Required work »
Each line below must be printed again exactly.

*** Block opens ***

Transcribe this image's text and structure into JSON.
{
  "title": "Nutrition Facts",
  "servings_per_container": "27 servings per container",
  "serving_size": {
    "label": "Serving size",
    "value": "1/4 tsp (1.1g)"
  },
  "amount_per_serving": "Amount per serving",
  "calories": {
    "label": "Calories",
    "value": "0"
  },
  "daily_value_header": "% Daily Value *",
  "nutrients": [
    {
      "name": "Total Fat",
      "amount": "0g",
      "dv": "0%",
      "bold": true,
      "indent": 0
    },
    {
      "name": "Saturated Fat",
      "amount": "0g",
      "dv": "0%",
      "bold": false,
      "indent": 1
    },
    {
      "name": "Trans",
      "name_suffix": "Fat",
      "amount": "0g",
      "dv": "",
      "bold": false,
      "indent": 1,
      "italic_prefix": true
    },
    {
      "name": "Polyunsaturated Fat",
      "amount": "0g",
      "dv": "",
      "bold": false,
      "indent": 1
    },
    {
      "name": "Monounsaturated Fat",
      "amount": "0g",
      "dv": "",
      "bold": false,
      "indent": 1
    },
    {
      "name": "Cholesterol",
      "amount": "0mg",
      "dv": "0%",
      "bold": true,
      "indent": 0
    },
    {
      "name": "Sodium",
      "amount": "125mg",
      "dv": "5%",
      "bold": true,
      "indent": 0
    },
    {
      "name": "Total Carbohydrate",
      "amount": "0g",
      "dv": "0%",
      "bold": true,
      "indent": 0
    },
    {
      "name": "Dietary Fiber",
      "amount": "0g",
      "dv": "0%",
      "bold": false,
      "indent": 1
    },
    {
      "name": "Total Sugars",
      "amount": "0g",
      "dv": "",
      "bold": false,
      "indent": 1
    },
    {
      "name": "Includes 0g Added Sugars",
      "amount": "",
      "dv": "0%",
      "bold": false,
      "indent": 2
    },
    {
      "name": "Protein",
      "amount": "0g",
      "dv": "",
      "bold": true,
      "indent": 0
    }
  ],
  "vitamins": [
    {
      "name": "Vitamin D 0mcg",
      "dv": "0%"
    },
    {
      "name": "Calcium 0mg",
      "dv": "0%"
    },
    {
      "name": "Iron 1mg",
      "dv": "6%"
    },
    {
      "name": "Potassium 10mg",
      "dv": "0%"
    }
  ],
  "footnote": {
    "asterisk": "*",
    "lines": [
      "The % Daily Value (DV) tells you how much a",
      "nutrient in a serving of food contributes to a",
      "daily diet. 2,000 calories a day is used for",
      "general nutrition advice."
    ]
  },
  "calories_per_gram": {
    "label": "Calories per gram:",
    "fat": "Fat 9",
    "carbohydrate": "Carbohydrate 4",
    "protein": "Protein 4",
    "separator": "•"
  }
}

*** Block closes ***

Answer to this exercise »
Transcribe this image's text and structure into JSON.
{
  "title": "Nutrition Facts",
  "servings_per_container": "27 servings per container",
  "serving_size": {
    "label": "Serving size",
    "value": "1/4 tsp (1.1g)"
  },
  "amount_per_serving": "Amount per serving",
  "calories": {
    "label": "Calories",
    "value": "0"
  },
  "daily_value_header": "% Daily Value *",
  "nutrients": [
    {
      "name": "Total Fat",
      "amount": "0g",
      "dv": "0%",
      "bold": true,
      "indent": 0
    },
    {
      "name": "Saturated Fat",
      "amount": "0g",
      "dv": "0%",
      "bold": false,
      "indent": 1
    },
    {
      "name": "Trans",
      "name_suffix": "Fat",
      "amount": "0g",
      "dv": "",
      "bold": false,
      "indent": 1,
      "italic_prefix": true
    },
    {
      "name": "Polyunsaturated Fat",
      "amount": "0g",
      "dv": "",
      "bold": false,
      "indent": 1
    },
    {
      "name": "Monounsaturated Fat",
      "amount": "0g",
      "dv": "",
      "bold": false,
      "indent": 1
    },
    {
      "name": "Cholesterol",
      "amount": "0mg",
      "dv": "0%",
      "bold": true,
      "indent": 0
    },
    {
      "name": "Sodium",
      "amount": "125mg",
      "dv": "5%",
      "bold": true,
      "indent": 0
    },
    {
      "name": "Total Carbohydrate",
      "amount": "0g",
      "dv": "0%",
      "bold": true,
      "indent": 0
    },
    {
      "name": "Dietary Fiber",
      "amount": "0g",
      "dv": "0%",
      "bold": false,
      "indent": 1
    },
    {
      "name": "Total Sugars",
      "amount": "0g",
      "dv": "",
      "bold": false,
      "indent": 1
    },
    {
      "name": "Includes 0g Added Sugars",
      "amount": "",
      "dv": "0%",
      "bold": false,
      "indent": 2
    },
    {
      "name": "Protein",
      "amount": "0g",
      "dv": "",
      "bold": true,
      "indent": 0
    }
  ],
  "vitamins": [
    {
      "name": "Vitamin D 0mcg",
      "dv": "0%"
    },
    {
      "name": "Calcium 0mg",
      "dv": "0%"
    },
    {
      "name": "Iron 1mg",
      "dv": "6%"
    },
    {
      "name": "Potassium 10mg",
      "dv": "0%"
    }
  ],
  "footnote": {
    "asterisk": "*",
    "lines": [
      "The % Daily Value (DV) tells you how much a",
      "nutrient in a serving of food contributes to a",
      "daily diet. 2,000 calories a day is used for",
      "general nutrition advice."
    ]
  },
  "calories_per_gram": {
    "label": "Calories per gram:",
    "fat": "Fat 9",
    "carbohydrate": "Carbohydrate 4",
    "protein": "Protein 4",
    "separator": "•"
  }
}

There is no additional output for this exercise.